▼
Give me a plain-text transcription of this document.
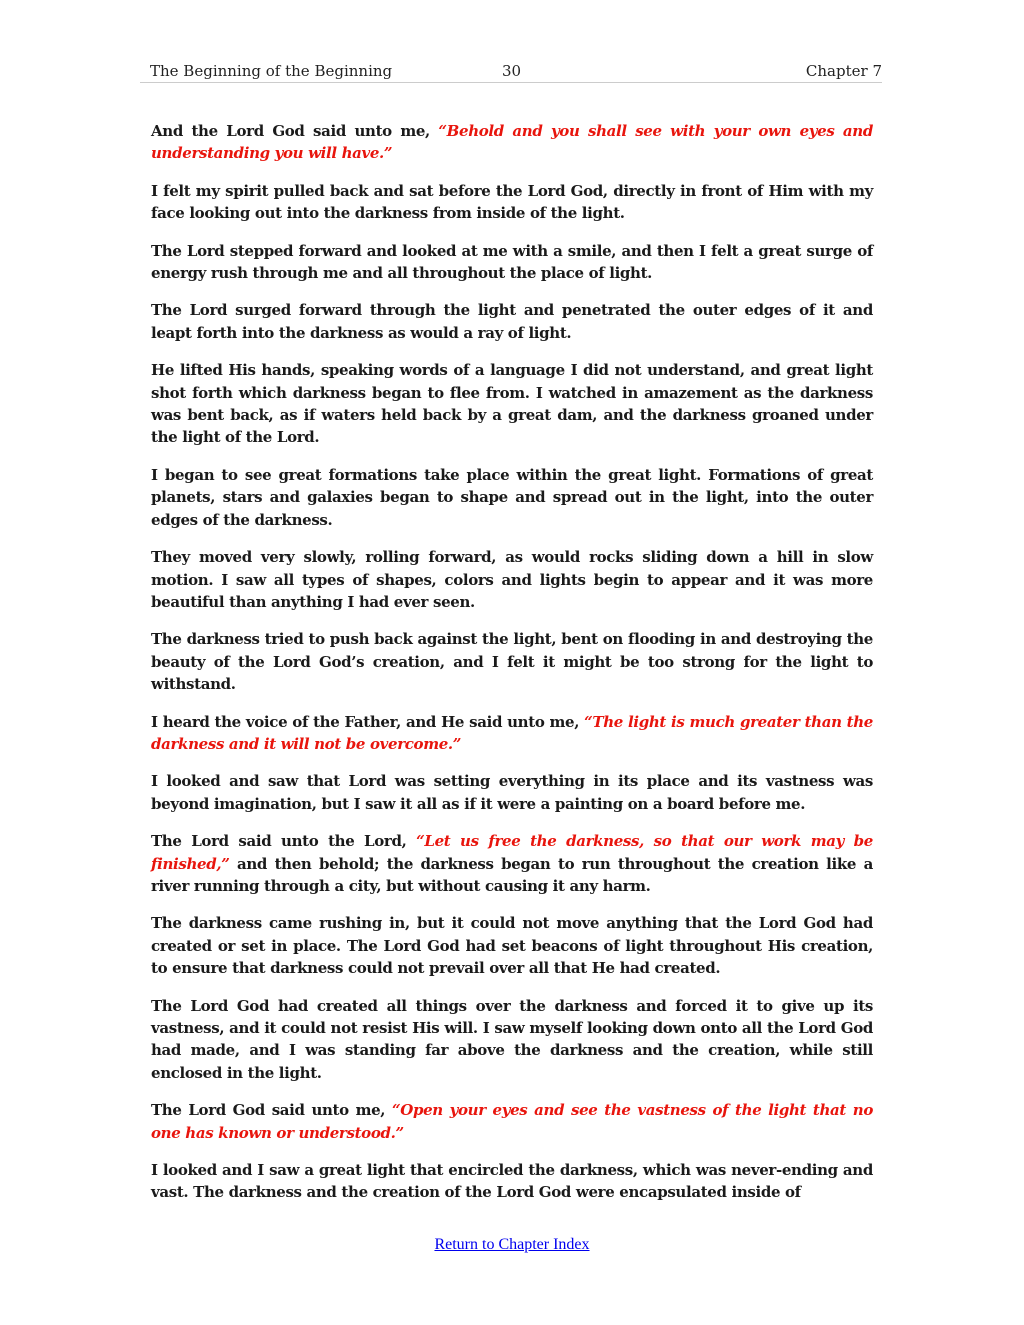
The Beginning of the Beginning	30	Chapter 7

And the Lord God said unto me, “Behold and you shall see with your own eyes and understanding you will have.”

I felt my spirit pulled back and sat before the Lord God, directly in front of Him with my face looking out into the darkness from inside of the light.

The Lord stepped forward and looked at me with a smile, and then I felt a great surge of energy rush through me and all throughout the place of light.

The Lord surged forward through the light and penetrated the outer edges of it and leapt forth into the darkness as would a ray of light.

He lifted His hands, speaking words of a language I did not understand, and great light shot forth which darkness began to flee from. I watched in amazement as the darkness was bent back, as if waters held back by a great dam, and the darkness groaned under the light of the Lord.

I began to see great formations take place within the great light. Formations of great planets, stars and galaxies began to shape and spread out in the light, into the outer edges of the darkness.

They moved very slowly, rolling forward, as would rocks sliding down a hill in slow motion. I saw all types of shapes, colors and lights begin to appear and it was more beautiful than anything I had ever seen.

The darkness tried to push back against the light, bent on flooding in and destroying the beauty of the Lord God’s creation, and I felt it might be too strong for the light to withstand.

I heard the voice of the Father, and He said unto me, “The light is much greater than the darkness and it will not be overcome.”

I looked and saw that Lord was setting everything in its place and its vastness was beyond imagination, but I saw it all as if it were a painting on a board before me.

The Lord said unto the Lord, “Let us free the darkness, so that our work may be finished,” and then behold; the darkness began to run throughout the creation like a river running through a city, but without causing it any harm.

The darkness came rushing in, but it could not move anything that the Lord God had created or set in place. The Lord God had set beacons of light throughout His creation, to ensure that darkness could not prevail over all that He had created.

The Lord God had created all things over the darkness and forced it to give up its vastness, and it could not resist His will. I saw myself looking down onto all the Lord God had made, and I was standing far above the darkness and the creation, while still enclosed in the light.

The Lord God said unto me, “Open your eyes and see the vastness of the light that no one has known or understood.”

I looked and I saw a great light that encircled the darkness, which was never-ending and vast. The darkness and the creation of the Lord God were encapsulated inside of

Return to Chapter Index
▲
WHAT IS BEING ASKED |
Gather all lines where the word "into" appears.

RESULT FOR THIS EXERCISE |
I felt my spirit pulled back and sat before the Lord God, directly in front of Him with my face looking out into the darkness from inside of the light.
The Lord surged forward through the light and penetrated the outer edges of it and leapt forth into the darkness as would a ray of light.
I began to see great formations take place within the great light. Formations of great planets, stars and galaxies began to shape and spread out in the light, into the outer edges of the darkness.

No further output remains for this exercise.